**Stated goal**: Output the listing below as a numbered list, starting from its first line and stopping after the line containing "ticks-radio-luminosity: 0 2". Leave out any blank lines.

**Given records**:
★ ★ ★ ★
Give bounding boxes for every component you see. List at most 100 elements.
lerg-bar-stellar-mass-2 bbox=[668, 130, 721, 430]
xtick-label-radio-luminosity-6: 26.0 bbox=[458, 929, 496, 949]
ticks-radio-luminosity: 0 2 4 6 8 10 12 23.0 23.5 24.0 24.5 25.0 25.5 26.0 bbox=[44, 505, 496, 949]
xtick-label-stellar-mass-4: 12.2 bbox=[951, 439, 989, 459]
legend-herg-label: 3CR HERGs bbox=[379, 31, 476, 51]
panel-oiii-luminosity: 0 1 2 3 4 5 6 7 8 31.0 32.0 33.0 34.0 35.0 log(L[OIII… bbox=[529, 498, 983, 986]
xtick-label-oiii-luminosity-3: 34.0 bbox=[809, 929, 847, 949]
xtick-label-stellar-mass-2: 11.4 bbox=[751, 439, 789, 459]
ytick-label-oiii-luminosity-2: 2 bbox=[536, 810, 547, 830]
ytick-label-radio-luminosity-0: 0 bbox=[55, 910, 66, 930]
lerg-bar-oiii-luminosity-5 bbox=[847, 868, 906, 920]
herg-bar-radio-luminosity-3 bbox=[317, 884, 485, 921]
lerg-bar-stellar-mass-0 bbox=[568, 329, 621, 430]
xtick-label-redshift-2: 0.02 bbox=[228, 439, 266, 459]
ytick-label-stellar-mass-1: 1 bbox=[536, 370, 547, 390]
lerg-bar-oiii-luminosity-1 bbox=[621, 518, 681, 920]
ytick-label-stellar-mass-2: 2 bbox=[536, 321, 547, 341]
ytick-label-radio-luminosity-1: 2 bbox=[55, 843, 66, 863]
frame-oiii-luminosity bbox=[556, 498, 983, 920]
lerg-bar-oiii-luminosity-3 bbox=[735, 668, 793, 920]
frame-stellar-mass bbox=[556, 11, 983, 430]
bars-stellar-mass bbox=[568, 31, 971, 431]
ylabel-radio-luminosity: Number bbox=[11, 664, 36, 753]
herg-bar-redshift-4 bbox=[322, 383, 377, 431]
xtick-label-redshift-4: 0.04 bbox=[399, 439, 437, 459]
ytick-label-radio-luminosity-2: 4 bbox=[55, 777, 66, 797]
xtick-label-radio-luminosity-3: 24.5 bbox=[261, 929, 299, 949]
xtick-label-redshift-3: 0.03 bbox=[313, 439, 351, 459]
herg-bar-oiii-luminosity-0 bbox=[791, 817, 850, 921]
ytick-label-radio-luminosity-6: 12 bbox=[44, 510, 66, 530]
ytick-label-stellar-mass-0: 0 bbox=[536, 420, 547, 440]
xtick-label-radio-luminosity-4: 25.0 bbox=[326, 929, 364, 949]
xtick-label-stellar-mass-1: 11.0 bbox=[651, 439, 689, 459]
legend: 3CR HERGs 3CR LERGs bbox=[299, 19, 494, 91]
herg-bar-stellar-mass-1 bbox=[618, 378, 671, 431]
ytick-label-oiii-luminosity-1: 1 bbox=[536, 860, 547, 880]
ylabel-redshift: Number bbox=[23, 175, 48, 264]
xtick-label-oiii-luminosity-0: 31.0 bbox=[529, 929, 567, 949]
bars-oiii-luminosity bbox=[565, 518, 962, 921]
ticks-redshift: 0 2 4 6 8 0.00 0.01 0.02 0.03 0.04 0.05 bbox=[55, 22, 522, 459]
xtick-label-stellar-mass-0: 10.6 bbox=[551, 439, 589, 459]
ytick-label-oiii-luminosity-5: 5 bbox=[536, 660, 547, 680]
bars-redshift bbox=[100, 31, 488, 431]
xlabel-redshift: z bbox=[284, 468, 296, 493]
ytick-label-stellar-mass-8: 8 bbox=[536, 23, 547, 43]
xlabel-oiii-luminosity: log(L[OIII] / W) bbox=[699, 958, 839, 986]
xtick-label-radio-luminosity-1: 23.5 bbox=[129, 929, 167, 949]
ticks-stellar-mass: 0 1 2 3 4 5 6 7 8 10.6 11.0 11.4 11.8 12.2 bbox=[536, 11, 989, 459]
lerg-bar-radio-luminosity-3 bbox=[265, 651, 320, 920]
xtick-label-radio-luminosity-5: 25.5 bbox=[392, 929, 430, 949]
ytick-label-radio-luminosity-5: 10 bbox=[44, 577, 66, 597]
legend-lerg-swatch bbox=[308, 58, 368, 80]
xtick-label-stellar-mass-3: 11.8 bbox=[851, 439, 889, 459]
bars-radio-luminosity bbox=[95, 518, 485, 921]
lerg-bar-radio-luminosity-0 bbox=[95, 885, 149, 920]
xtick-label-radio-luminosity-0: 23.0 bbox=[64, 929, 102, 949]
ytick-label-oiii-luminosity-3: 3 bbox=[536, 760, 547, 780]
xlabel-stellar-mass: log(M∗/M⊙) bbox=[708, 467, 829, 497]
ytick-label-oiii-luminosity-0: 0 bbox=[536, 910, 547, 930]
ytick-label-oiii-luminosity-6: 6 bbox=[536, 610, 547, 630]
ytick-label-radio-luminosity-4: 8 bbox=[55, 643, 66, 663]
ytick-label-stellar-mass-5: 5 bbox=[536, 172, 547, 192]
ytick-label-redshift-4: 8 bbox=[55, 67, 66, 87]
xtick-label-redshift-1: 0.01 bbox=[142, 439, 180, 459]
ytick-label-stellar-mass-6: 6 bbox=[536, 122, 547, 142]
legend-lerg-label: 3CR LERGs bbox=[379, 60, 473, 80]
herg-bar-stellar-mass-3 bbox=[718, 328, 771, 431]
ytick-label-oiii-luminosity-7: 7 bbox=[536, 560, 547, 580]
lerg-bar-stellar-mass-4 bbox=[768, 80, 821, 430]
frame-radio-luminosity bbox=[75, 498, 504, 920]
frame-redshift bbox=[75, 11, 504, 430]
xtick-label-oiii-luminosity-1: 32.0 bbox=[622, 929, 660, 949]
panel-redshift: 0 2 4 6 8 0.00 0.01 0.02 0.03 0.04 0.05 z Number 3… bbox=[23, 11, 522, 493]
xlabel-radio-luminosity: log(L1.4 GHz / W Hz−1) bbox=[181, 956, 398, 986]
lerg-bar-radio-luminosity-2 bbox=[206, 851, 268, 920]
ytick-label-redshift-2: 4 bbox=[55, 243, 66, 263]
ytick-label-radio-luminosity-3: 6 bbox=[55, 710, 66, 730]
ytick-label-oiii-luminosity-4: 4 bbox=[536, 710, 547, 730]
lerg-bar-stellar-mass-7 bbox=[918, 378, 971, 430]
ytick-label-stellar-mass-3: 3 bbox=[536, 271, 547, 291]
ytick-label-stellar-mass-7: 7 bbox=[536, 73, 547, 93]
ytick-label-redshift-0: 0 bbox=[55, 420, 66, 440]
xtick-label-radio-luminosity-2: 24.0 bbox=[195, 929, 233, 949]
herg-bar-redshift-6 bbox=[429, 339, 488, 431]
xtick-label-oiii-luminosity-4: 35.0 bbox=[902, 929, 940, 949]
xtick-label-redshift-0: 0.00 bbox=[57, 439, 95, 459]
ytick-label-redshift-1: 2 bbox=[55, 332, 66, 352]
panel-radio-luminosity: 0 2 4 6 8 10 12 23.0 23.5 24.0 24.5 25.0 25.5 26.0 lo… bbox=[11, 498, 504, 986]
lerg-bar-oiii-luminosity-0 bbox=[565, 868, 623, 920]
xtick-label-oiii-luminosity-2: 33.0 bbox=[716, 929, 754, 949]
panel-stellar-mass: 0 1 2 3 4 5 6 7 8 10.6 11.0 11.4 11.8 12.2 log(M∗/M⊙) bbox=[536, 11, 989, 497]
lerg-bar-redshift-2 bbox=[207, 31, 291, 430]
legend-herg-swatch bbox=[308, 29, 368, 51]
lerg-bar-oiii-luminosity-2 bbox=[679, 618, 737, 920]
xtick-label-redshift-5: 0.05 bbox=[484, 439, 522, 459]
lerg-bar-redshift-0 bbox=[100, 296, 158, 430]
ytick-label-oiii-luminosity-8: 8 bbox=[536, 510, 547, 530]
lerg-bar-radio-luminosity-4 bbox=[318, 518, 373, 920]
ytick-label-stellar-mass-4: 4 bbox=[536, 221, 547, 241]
★ ★ ★ ★
**Written response**:
1. Give bounding boxes for every component you see. List at most 100 elements.
2. lerg-bar-stellar-mass-2 bbox=[668, 130, 721, 430]
3. xtick-label-radio-luminosity-6: 26.0 bbox=[458, 929, 496, 949]
4. ticks-radio-luminosity: 0 2 4 6 8 10 12 23.0 23.5 24.0 24.5 25.0 25.5 26.0 bbox=[44, 505, 496, 949]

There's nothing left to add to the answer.